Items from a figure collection
==*==

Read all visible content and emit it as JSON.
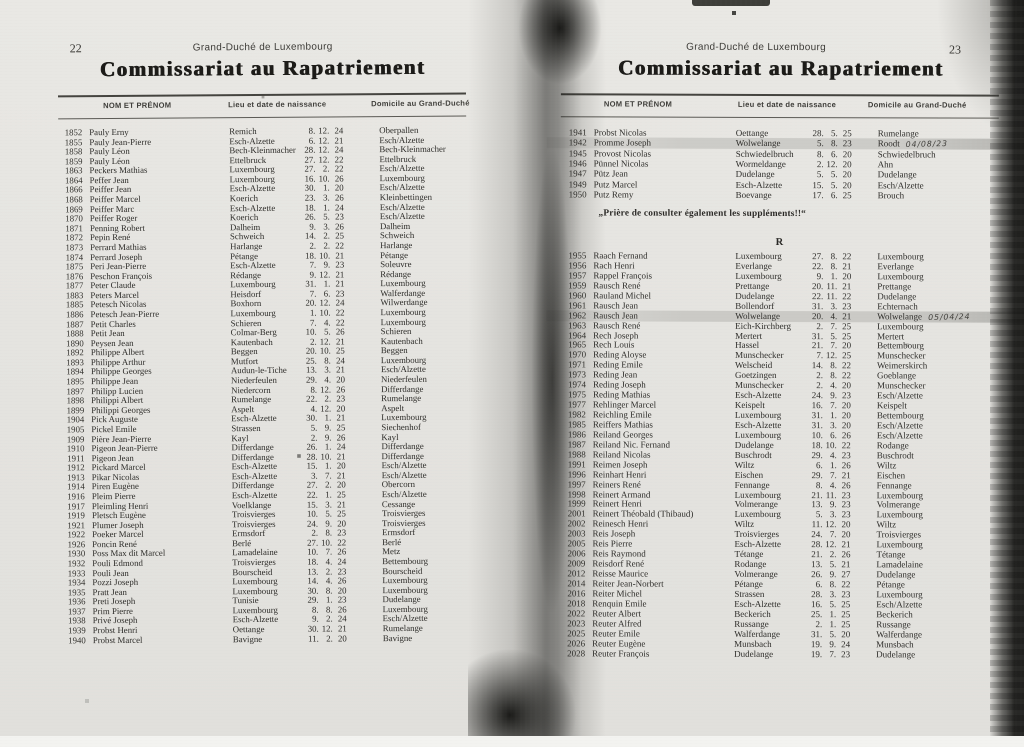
{
  "scan": {
    "paper_color": "#e6e5e1",
    "ink_color": "#2d2c29",
    "highlight_color": "#b9b9b6"
  },
  "left_page": {
    "page_number": "22",
    "running_head": "Grand-Duché de Luxembourg",
    "title": "Commissariat au Rapatriement",
    "columns": {
      "name": "NOM ET PRÉNOM",
      "birth": "Lieu et date de naissance",
      "domicile": "Domicile au Grand-Duché"
    },
    "rows": [
      [
        "1852",
        "Pauly Erny",
        "Remich",
        "8",
        "12",
        "24",
        "Oberpallen"
      ],
      [
        "1855",
        "Pauly Jean-Pierre",
        "Esch-Alzette",
        "6",
        "12",
        "21",
        "Esch/Alzette"
      ],
      [
        "1858",
        "Pauly Léon",
        "Bech-Kleinmacher",
        "28",
        "12",
        "24",
        "Bech-Kleinmacher"
      ],
      [
        "1859",
        "Pauly Léon",
        "Ettelbruck",
        "27",
        "12",
        "22",
        "Ettelbruck"
      ],
      [
        "1863",
        "Peckers Mathias",
        "Luxembourg",
        "27",
        "2",
        "22",
        "Esch/Alzette"
      ],
      [
        "1864",
        "Peffer Jean",
        "Luxembourg",
        "16",
        "10",
        "26",
        "Luxembourg"
      ],
      [
        "1866",
        "Peiffer Jean",
        "Esch-Alzette",
        "30",
        "1",
        "20",
        "Esch/Alzette"
      ],
      [
        "1868",
        "Peiffer Marcel",
        "Koerich",
        "23",
        "3",
        "26",
        "Kleinbettingen"
      ],
      [
        "1869",
        "Peiffer Marc",
        "Esch-Alzette",
        "18",
        "1",
        "24",
        "Esch/Alzette"
      ],
      [
        "1870",
        "Peiffer Roger",
        "Koerich",
        "26",
        "5",
        "23",
        "Esch/Alzette"
      ],
      [
        "1871",
        "Penning Robert",
        "Dalheim",
        "9",
        "3",
        "26",
        "Dalheim"
      ],
      [
        "1872",
        "Pepin René",
        "Schweich",
        "14",
        "2",
        "25",
        "Schweich"
      ],
      [
        "1873",
        "Perrard Mathias",
        "Harlange",
        "2",
        "2",
        "22",
        "Harlange"
      ],
      [
        "1874",
        "Perrard Joseph",
        "Pétange",
        "18",
        "10",
        "21",
        "Pétange"
      ],
      [
        "1875",
        "Peri Jean-Pierre",
        "Esch-Alzette",
        "7",
        "9",
        "23",
        "Soleuvre"
      ],
      [
        "1876",
        "Peschon François",
        "Rédange",
        "9",
        "12",
        "21",
        "Rédange"
      ],
      [
        "1877",
        "Peter Claude",
        "Luxembourg",
        "31",
        "1",
        "21",
        "Luxembourg"
      ],
      [
        "1883",
        "Peters Marcel",
        "Heisdorf",
        "7",
        "6",
        "23",
        "Walferdange"
      ],
      [
        "1885",
        "Petesch Nicolas",
        "Boxhorn",
        "20",
        "12",
        "24",
        "Wilwerdange"
      ],
      [
        "1886",
        "Petesch Jean-Pierre",
        "Luxembourg",
        "1",
        "10",
        "22",
        "Luxembourg"
      ],
      [
        "1887",
        "Petit Charles",
        "Schieren",
        "7",
        "4",
        "22",
        "Luxembourg"
      ],
      [
        "1888",
        "Petit Jean",
        "Colmar-Berg",
        "10",
        "5",
        "26",
        "Schieren"
      ],
      [
        "1890",
        "Peysen Jean",
        "Kautenbach",
        "2",
        "12",
        "21",
        "Kautenbach"
      ],
      [
        "1892",
        "Philippe Albert",
        "Beggen",
        "20",
        "10",
        "25",
        "Beggen"
      ],
      [
        "1893",
        "Philippe Arthur",
        "Mutfort",
        "25",
        "8",
        "24",
        "Luxembourg"
      ],
      [
        "1894",
        "Philippe Georges",
        "Audun-le-Tiche",
        "13",
        "3",
        "21",
        "Esch/Alzette"
      ],
      [
        "1895",
        "Philippe Jean",
        "Niederfeulen",
        "29",
        "4",
        "20",
        "Niederfeulen"
      ],
      [
        "1897",
        "Philipp Lucien",
        "Niedercorn",
        "8",
        "12",
        "26",
        "Differdange"
      ],
      [
        "1898",
        "Philippi Albert",
        "Rumelange",
        "22",
        "2",
        "23",
        "Rumelange"
      ],
      [
        "1899",
        "Philippi Georges",
        "Aspelt",
        "4",
        "12",
        "20",
        "Aspelt"
      ],
      [
        "1904",
        "Pick Auguste",
        "Esch-Alzette",
        "30",
        "1",
        "21",
        "Luxembourg"
      ],
      [
        "1905",
        "Pickel Emile",
        "Strassen",
        "5",
        "9",
        "25",
        "Siechenhof"
      ],
      [
        "1909",
        "Pière Jean-Pierre",
        "Kayl",
        "2",
        "9",
        "26",
        "Kayl"
      ],
      [
        "1910",
        "Pigeon Jean-Pierre",
        "Differdange",
        "26",
        "1",
        "24",
        "Differdange"
      ],
      [
        "1911",
        "Pigeon Jean",
        "Differdange",
        "28",
        "10",
        "21",
        "Differdange"
      ],
      [
        "1912",
        "Pickard Marcel",
        "Esch-Alzette",
        "15",
        "1",
        "20",
        "Esch/Alzette"
      ],
      [
        "1913",
        "Pikar Nicolas",
        "Esch-Alzette",
        "3",
        "7",
        "21",
        "Esch/Alzette"
      ],
      [
        "1914",
        "Piren Eugène",
        "Differdange",
        "27",
        "2",
        "20",
        "Obercorn"
      ],
      [
        "1916",
        "Pleim Pierre",
        "Esch-Alzette",
        "22",
        "1",
        "25",
        "Esch/Alzette"
      ],
      [
        "1917",
        "Pleimling Henri",
        "Voelklange",
        "15",
        "3",
        "21",
        "Cessange"
      ],
      [
        "1919",
        "Pletsch Eugène",
        "Troisvierges",
        "10",
        "5",
        "25",
        "Troisvierges"
      ],
      [
        "1921",
        "Plumer Joseph",
        "Troisvierges",
        "24",
        "9",
        "20",
        "Troisvierges"
      ],
      [
        "1922",
        "Poeker Marcel",
        "Ermsdorf",
        "2",
        "8",
        "23",
        "Ermsdorf"
      ],
      [
        "1926",
        "Poncin René",
        "Berlé",
        "27",
        "10",
        "22",
        "Berlé"
      ],
      [
        "1930",
        "Poss Max dit Marcel",
        "Lamadelaine",
        "10",
        "7",
        "26",
        "Metz"
      ],
      [
        "1932",
        "Pouli Edmond",
        "Troisvierges",
        "18",
        "4",
        "24",
        "Bettembourg"
      ],
      [
        "1933",
        "Pouli Jean",
        "Bourscheid",
        "13",
        "2",
        "23",
        "Bourscheid"
      ],
      [
        "1934",
        "Pozzi Joseph",
        "Luxembourg",
        "14",
        "4",
        "26",
        "Luxembourg"
      ],
      [
        "1935",
        "Pratt Jean",
        "Luxembourg",
        "30",
        "8",
        "20",
        "Luxembourg"
      ],
      [
        "1936",
        "Preti Joseph",
        "Tunisie",
        "29",
        "1",
        "23",
        "Dudelange"
      ],
      [
        "1937",
        "Prim Pierre",
        "Luxembourg",
        "8",
        "8",
        "26",
        "Luxembourg"
      ],
      [
        "1938",
        "Privé Joseph",
        "Esch-Alzette",
        "9",
        "2",
        "24",
        "Esch/Alzette"
      ],
      [
        "1939",
        "Probst Henri",
        "Oettange",
        "30",
        "12",
        "21",
        "Rumelange"
      ],
      [
        "1940",
        "Probst Marcel",
        "Bavigne",
        "11",
        "2",
        "20",
        "Bavigne"
      ]
    ]
  },
  "right_page": {
    "page_number": "23",
    "running_head": "Grand-Duché de Luxembourg",
    "title": "Commissariat au Rapatriement",
    "columns": {
      "name": "NOM ET PRÉNOM",
      "birth": "Lieu et date de naissance",
      "domicile": "Domicile au Grand-Duché"
    },
    "rows_top": [
      [
        "1941",
        "Probst Nicolas",
        "Oettange",
        "28",
        "5",
        "25",
        "Rumelange"
      ],
      [
        "1942",
        "Promme Joseph",
        "Wolwelange",
        "5",
        "8",
        "23",
        "Roodt",
        {
          "hl": true,
          "annot": "04/08/23"
        }
      ],
      [
        "1945",
        "Provost Nicolas",
        "Schwiedelbruch",
        "8",
        "6",
        "20",
        "Schwiedelbruch"
      ],
      [
        "1946",
        "Pünnel Nicolas",
        "Wormeldange",
        "2",
        "12",
        "20",
        "Ahn"
      ],
      [
        "1947",
        "Pütz Jean",
        "Dudelange",
        "5",
        "5",
        "20",
        "Dudelange"
      ],
      [
        "1949",
        "Putz Marcel",
        "Esch-Alzette",
        "15",
        "5",
        "20",
        "Esch/Alzette"
      ],
      [
        "1950",
        "Putz Remy",
        "Boevange",
        "17",
        "6",
        "25",
        "Brouch"
      ]
    ],
    "notice": "„Prière de consulter également les suppléments!!“",
    "section_letter": "R",
    "rows_r": [
      [
        "1955",
        "Raach Fernand",
        "Luxembourg",
        "27",
        "8",
        "22",
        "Luxembourg"
      ],
      [
        "1956",
        "Rach Henri",
        "Everlange",
        "22",
        "8",
        "21",
        "Everlange"
      ],
      [
        "1957",
        "Rappel François",
        "Luxembourg",
        "9",
        "1",
        "20",
        "Luxembourg"
      ],
      [
        "1959",
        "Rausch René",
        "Prettange",
        "20",
        "11",
        "21",
        "Prettange"
      ],
      [
        "1960",
        "Rauland Michel",
        "Dudelange",
        "22",
        "11",
        "22",
        "Dudelange"
      ],
      [
        "1961",
        "Rausch Jean",
        "Bollendorf",
        "31",
        "3",
        "23",
        "Echternach"
      ],
      [
        "1962",
        "Rausch Jean",
        "Wolwelange",
        "20",
        "4",
        "21",
        "Wolwelange",
        {
          "hl": true,
          "annot": "05/04/24"
        }
      ],
      [
        "1963",
        "Rausch René",
        "Eich-Kirchberg",
        "2",
        "7",
        "25",
        "Luxembourg"
      ],
      [
        "1964",
        "Rech Joseph",
        "Mertert",
        "31",
        "5",
        "25",
        "Mertert"
      ],
      [
        "1965",
        "Rech Louis",
        "Hassel",
        "21",
        "7",
        "20",
        "Bettembourg"
      ],
      [
        "1970",
        "Reding Aloyse",
        "Munschecker",
        "7",
        "12",
        "25",
        "Munschecker"
      ],
      [
        "1971",
        "Reding Emile",
        "Welscheid",
        "14",
        "8",
        "22",
        "Weimerskirch"
      ],
      [
        "1973",
        "Reding Jean",
        "Goetzingen",
        "2",
        "8",
        "22",
        "Goeblange"
      ],
      [
        "1974",
        "Reding Joseph",
        "Munschecker",
        "2",
        "4",
        "20",
        "Munschecker"
      ],
      [
        "1975",
        "Reding Mathias",
        "Esch-Alzette",
        "24",
        "9",
        "23",
        "Esch/Alzette"
      ],
      [
        "1977",
        "Rehlinger Marcel",
        "Keispelt",
        "16",
        "7",
        "20",
        "Keispelt"
      ],
      [
        "1982",
        "Reichling Emile",
        "Luxembourg",
        "31",
        "1",
        "20",
        "Bettembourg"
      ],
      [
        "1985",
        "Reiffers Mathias",
        "Esch-Alzette",
        "31",
        "3",
        "20",
        "Esch/Alzette"
      ],
      [
        "1986",
        "Reiland Georges",
        "Luxembourg",
        "10",
        "6",
        "26",
        "Esch/Alzette"
      ],
      [
        "1987",
        "Reiland Nic. Fernand",
        "Dudelange",
        "18",
        "10",
        "22",
        "Rodange"
      ],
      [
        "1988",
        "Reiland Nicolas",
        "Buschrodt",
        "29",
        "4",
        "23",
        "Buschrodt"
      ],
      [
        "1991",
        "Reimen Joseph",
        "Wiltz",
        "6",
        "1",
        "26",
        "Wiltz"
      ],
      [
        "1996",
        "Reinhart Henri",
        "Eischen",
        "29",
        "7",
        "21",
        "Eischen"
      ],
      [
        "1997",
        "Reiners René",
        "Fennange",
        "8",
        "4",
        "26",
        "Fennange"
      ],
      [
        "1998",
        "Reinert Armand",
        "Luxembourg",
        "21",
        "11",
        "23",
        "Luxembourg"
      ],
      [
        "1999",
        "Reinert Henri",
        "Volmerange",
        "13",
        "9",
        "23",
        "Volmerange"
      ],
      [
        "2001",
        "Reinert Théobald (Thibaud)",
        "Luxembourg",
        "5",
        "3",
        "23",
        "Luxembourg"
      ],
      [
        "2002",
        "Reinesch Henri",
        "Wiltz",
        "11",
        "12",
        "20",
        "Wiltz"
      ],
      [
        "2003",
        "Reis Joseph",
        "Troisvierges",
        "24",
        "7",
        "20",
        "Troisvierges"
      ],
      [
        "2005",
        "Reis Pierre",
        "Esch-Alzette",
        "28",
        "12",
        "21",
        "Luxembourg"
      ],
      [
        "2006",
        "Reis Raymond",
        "Tétange",
        "21",
        "2",
        "26",
        "Tétange"
      ],
      [
        "2009",
        "Reisdorf René",
        "Rodange",
        "13",
        "5",
        "21",
        "Lamadelaine"
      ],
      [
        "2012",
        "Reisse Maurice",
        "Volmerange",
        "26",
        "9",
        "27",
        "Dudelange"
      ],
      [
        "2014",
        "Reiter Jean-Norbert",
        "Pétange",
        "6",
        "8",
        "22",
        "Pétange"
      ],
      [
        "2016",
        "Reiter Michel",
        "Strassen",
        "28",
        "3",
        "23",
        "Luxembourg"
      ],
      [
        "2018",
        "Renquin Emile",
        "Esch-Alzette",
        "16",
        "5",
        "25",
        "Esch/Alzette"
      ],
      [
        "2022",
        "Reuter Albert",
        "Beckerich",
        "25",
        "1",
        "25",
        "Beckerich"
      ],
      [
        "2023",
        "Reuter Alfred",
        "Russange",
        "2",
        "1",
        "25",
        "Russange"
      ],
      [
        "2025",
        "Reuter Emile",
        "Walferdange",
        "31",
        "5",
        "20",
        "Walferdange"
      ],
      [
        "2026",
        "Reuter Eugène",
        "Munsbach",
        "19",
        "9",
        "24",
        "Munsbach"
      ],
      [
        "2028",
        "Reuter François",
        "Dudelange",
        "19",
        "7",
        "23",
        "Dudelange"
      ]
    ]
  }
}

==*==

**EXERCISE DETAILS:** Copy all lines from the material that contain "Joseph".

**RESULT BELOW:**
        "Perrard Joseph",
        "Plumer Joseph",
        "Pozzi Joseph",
        "Preti Joseph",
        "Privé Joseph",
        "Promme Joseph",
        "Rech Joseph",
        "Reding Joseph",
        "Reimen Joseph",
        "Reis Joseph",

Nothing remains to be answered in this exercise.